The problem: Are you able to quote each entry exactly as written?

Stored items from a collection
■ ■ ■

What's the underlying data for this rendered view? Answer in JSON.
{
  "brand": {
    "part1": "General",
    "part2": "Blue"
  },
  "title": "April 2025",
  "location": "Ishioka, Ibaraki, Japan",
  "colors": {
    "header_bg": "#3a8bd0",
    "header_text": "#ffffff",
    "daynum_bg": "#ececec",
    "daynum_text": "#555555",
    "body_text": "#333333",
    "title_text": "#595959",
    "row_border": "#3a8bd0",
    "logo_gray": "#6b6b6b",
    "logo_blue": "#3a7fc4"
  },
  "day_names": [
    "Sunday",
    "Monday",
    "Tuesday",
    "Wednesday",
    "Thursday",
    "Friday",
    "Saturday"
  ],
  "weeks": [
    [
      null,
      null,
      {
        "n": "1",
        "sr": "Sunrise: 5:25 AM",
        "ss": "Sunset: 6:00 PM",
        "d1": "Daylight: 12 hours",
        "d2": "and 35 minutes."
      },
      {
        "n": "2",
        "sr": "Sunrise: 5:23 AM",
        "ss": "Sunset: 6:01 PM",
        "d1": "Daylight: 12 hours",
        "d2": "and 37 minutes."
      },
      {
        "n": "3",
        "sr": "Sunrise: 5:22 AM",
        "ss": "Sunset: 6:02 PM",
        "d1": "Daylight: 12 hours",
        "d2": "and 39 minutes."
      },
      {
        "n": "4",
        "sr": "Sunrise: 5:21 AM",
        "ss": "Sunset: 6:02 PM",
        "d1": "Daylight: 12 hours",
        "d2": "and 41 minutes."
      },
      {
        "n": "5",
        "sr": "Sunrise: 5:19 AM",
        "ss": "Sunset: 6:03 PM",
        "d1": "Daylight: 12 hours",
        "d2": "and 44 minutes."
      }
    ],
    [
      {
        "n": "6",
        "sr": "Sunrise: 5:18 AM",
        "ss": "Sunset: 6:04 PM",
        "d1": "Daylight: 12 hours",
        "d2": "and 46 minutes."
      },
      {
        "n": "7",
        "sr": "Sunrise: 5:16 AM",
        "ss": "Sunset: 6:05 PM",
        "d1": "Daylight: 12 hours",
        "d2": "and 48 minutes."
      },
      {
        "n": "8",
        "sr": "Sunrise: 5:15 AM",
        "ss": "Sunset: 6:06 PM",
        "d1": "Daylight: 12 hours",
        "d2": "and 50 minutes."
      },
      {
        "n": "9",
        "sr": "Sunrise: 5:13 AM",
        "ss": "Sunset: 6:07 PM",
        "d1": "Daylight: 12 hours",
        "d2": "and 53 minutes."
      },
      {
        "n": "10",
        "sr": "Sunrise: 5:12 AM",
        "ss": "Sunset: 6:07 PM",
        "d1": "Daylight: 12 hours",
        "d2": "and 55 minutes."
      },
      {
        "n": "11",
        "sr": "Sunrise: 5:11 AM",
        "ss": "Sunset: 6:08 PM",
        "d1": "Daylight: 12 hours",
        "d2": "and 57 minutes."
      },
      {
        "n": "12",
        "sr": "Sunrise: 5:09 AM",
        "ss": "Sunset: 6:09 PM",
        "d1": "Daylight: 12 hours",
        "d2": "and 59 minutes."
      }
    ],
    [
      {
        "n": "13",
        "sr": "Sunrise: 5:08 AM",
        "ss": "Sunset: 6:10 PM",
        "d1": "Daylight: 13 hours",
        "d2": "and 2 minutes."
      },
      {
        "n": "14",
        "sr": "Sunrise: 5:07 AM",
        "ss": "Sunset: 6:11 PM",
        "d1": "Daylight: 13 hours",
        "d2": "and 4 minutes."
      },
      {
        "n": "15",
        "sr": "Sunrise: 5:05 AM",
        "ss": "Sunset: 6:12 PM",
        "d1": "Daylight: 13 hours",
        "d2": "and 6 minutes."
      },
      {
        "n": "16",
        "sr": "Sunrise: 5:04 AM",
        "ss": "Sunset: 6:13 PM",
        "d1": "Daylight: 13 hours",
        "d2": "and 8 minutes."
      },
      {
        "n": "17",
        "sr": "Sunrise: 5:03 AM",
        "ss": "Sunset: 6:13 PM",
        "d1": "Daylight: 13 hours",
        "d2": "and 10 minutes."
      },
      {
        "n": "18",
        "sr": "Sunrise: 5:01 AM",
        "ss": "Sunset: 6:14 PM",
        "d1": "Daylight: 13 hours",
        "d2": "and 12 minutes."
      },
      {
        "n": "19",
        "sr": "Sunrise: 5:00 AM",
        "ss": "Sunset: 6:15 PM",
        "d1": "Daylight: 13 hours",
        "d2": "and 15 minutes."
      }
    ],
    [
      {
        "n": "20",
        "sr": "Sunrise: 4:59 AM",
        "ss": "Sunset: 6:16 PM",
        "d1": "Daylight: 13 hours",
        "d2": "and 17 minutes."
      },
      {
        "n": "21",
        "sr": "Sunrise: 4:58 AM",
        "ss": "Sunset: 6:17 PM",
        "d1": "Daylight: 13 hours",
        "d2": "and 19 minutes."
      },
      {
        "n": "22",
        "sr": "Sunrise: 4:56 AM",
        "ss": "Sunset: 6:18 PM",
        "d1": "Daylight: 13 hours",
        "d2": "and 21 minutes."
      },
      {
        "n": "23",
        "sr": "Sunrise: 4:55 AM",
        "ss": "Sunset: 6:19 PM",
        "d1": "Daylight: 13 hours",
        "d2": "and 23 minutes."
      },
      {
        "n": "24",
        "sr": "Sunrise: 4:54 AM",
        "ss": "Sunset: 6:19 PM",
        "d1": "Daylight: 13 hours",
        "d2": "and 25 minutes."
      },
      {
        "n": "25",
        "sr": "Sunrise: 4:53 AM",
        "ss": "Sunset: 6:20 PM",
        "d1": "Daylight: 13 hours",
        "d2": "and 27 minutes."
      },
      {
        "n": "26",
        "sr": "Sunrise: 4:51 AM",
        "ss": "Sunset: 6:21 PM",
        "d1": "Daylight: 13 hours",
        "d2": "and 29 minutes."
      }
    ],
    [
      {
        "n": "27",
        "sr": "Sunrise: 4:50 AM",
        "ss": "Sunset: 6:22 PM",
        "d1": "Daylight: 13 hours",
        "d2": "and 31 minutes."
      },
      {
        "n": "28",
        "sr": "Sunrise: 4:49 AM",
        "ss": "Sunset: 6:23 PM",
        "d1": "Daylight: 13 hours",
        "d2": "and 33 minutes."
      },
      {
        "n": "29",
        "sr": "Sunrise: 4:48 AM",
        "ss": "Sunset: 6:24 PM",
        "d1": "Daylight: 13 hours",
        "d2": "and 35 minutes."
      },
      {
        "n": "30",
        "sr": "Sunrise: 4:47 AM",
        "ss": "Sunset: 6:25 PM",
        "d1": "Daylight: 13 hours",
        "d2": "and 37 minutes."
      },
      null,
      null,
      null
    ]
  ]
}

■ ■ ■

Solved exercise:
What's the underlying data for this rendered view? Answer in JSON.
{
  "brand": {
    "part1": "General",
    "part2": "Blue"
  },
  "title": "April 2025",
  "location": "Ishioka, Ibaraki, Japan",
  "colors": {
    "header_bg": "#3a8bd0",
    "header_text": "#ffffff",
    "daynum_bg": "#ececec",
    "daynum_text": "#555555",
    "body_text": "#333333",
    "title_text": "#595959",
    "row_border": "#3a8bd0",
    "logo_gray": "#6b6b6b",
    "logo_blue": "#3a7fc4"
  },
  "day_names": [
    "Sunday",
    "Monday",
    "Tuesday",
    "Wednesday",
    "Thursday",
    "Friday",
    "Saturday"
  ],
  "weeks": [
    [
      null,
      null,
      {
        "n": "1",
        "sr": "Sunrise: 5:25 AM",
        "ss": "Sunset: 6:00 PM",
        "d1": "Daylight: 12 hours",
        "d2": "and 35 minutes."
      },
      {
        "n": "2",
        "sr": "Sunrise: 5:23 AM",
        "ss": "Sunset: 6:01 PM",
        "d1": "Daylight: 12 hours",
        "d2": "and 37 minutes."
      },
      {
        "n": "3",
        "sr": "Sunrise: 5:22 AM",
        "ss": "Sunset: 6:02 PM",
        "d1": "Daylight: 12 hours",
        "d2": "and 39 minutes."
      },
      {
        "n": "4",
        "sr": "Sunrise: 5:21 AM",
        "ss": "Sunset: 6:02 PM",
        "d1": "Daylight: 12 hours",
        "d2": "and 41 minutes."
      },
      {
        "n": "5",
        "sr": "Sunrise: 5:19 AM",
        "ss": "Sunset: 6:03 PM",
        "d1": "Daylight: 12 hours",
        "d2": "and 44 minutes."
      }
    ],
    [
      {
        "n": "6",
        "sr": "Sunrise: 5:18 AM",
        "ss": "Sunset: 6:04 PM",
        "d1": "Daylight: 12 hours",
        "d2": "and 46 minutes."
      },
      {
        "n": "7",
        "sr": "Sunrise: 5:16 AM",
        "ss": "Sunset: 6:05 PM",
        "d1": "Daylight: 12 hours",
        "d2": "and 48 minutes."
      },
      {
        "n": "8",
        "sr": "Sunrise: 5:15 AM",
        "ss": "Sunset: 6:06 PM",
        "d1": "Daylight: 12 hours",
        "d2": "and 50 minutes."
      },
      {
        "n": "9",
        "sr": "Sunrise: 5:13 AM",
        "ss": "Sunset: 6:07 PM",
        "d1": "Daylight: 12 hours",
        "d2": "and 53 minutes."
      },
      {
        "n": "10",
        "sr": "Sunrise: 5:12 AM",
        "ss": "Sunset: 6:07 PM",
        "d1": "Daylight: 12 hours",
        "d2": "and 55 minutes."
      },
      {
        "n": "11",
        "sr": "Sunrise: 5:11 AM",
        "ss": "Sunset: 6:08 PM",
        "d1": "Daylight: 12 hours",
        "d2": "and 57 minutes."
      },
      {
        "n": "12",
        "sr": "Sunrise: 5:09 AM",
        "ss": "Sunset: 6:09 PM",
        "d1": "Daylight: 12 hours",
        "d2": "and 59 minutes."
      }
    ],
    [
      {
        "n": "13",
        "sr": "Sunrise: 5:08 AM",
        "ss": "Sunset: 6:10 PM",
        "d1": "Daylight: 13 hours",
        "d2": "and 2 minutes."
      },
      {
        "n": "14",
        "sr": "Sunrise: 5:07 AM",
        "ss": "Sunset: 6:11 PM",
        "d1": "Daylight: 13 hours",
        "d2": "and 4 minutes."
      },
      {
        "n": "15",
        "sr": "Sunrise: 5:05 AM",
        "ss": "Sunset: 6:12 PM",
        "d1": "Daylight: 13 hours",
        "d2": "and 6 minutes."
      },
      {
        "n": "16",
        "sr": "Sunrise: 5:04 AM",
        "ss": "Sunset: 6:13 PM",
        "d1": "Daylight: 13 hours",
        "d2": "and 8 minutes."
      },
      {
        "n": "17",
        "sr": "Sunrise: 5:03 AM",
        "ss": "Sunset: 6:13 PM",
        "d1": "Daylight: 13 hours",
        "d2": "and 10 minutes."
      },
      {
        "n": "18",
        "sr": "Sunrise: 5:01 AM",
        "ss": "Sunset: 6:14 PM",
        "d1": "Daylight: 13 hours",
        "d2": "and 12 minutes."
      },
      {
        "n": "19",
        "sr": "Sunrise: 5:00 AM",
        "ss": "Sunset: 6:15 PM",
        "d1": "Daylight: 13 hours",
        "d2": "and 15 minutes."
      }
    ],
    [
      {
        "n": "20",
        "sr": "Sunrise: 4:59 AM",
        "ss": "Sunset: 6:16 PM",
        "d1": "Daylight: 13 hours",
        "d2": "and 17 minutes."
      },
      {
        "n": "21",
        "sr": "Sunrise: 4:58 AM",
        "ss": "Sunset: 6:17 PM",
        "d1": "Daylight: 13 hours",
        "d2": "and 19 minutes."
      },
      {
        "n": "22",
        "sr": "Sunrise: 4:56 AM",
        "ss": "Sunset: 6:18 PM",
        "d1": "Daylight: 13 hours",
        "d2": "and 21 minutes."
      },
      {
        "n": "23",
        "sr": "Sunrise: 4:55 AM",
        "ss": "Sunset: 6:19 PM",
        "d1": "Daylight: 13 hours",
        "d2": "and 23 minutes."
      },
      {
        "n": "24",
        "sr": "Sunrise: 4:54 AM",
        "ss": "Sunset: 6:19 PM",
        "d1": "Daylight: 13 hours",
        "d2": "and 25 minutes."
      },
      {
        "n": "25",
        "sr": "Sunrise: 4:53 AM",
        "ss": "Sunset: 6:20 PM",
        "d1": "Daylight: 13 hours",
        "d2": "and 27 minutes."
      },
      {
        "n": "26",
        "sr": "Sunrise: 4:51 AM",
        "ss": "Sunset: 6:21 PM",
        "d1": "Daylight: 13 hours",
        "d2": "and 29 minutes."
      }
    ],
    [
      {
        "n": "27",
        "sr": "Sunrise: 4:50 AM",
        "ss": "Sunset: 6:22 PM",
        "d1": "Daylight: 13 hours",
        "d2": "and 31 minutes."
      },
      {
        "n": "28",
        "sr": "Sunrise: 4:49 AM",
        "ss": "Sunset: 6:23 PM",
        "d1": "Daylight: 13 hours",
        "d2": "and 33 minutes."
      },
      {
        "n": "29",
        "sr": "Sunrise: 4:48 AM",
        "ss": "Sunset: 6:24 PM",
        "d1": "Daylight: 13 hours",
        "d2": "and 35 minutes."
      },
      {
        "n": "30",
        "sr": "Sunrise: 4:47 AM",
        "ss": "Sunset: 6:25 PM",
        "d1": "Daylight: 13 hours",
        "d2": "and 37 minutes."
      },
      null,
      null,
      null
    ]
  ]
}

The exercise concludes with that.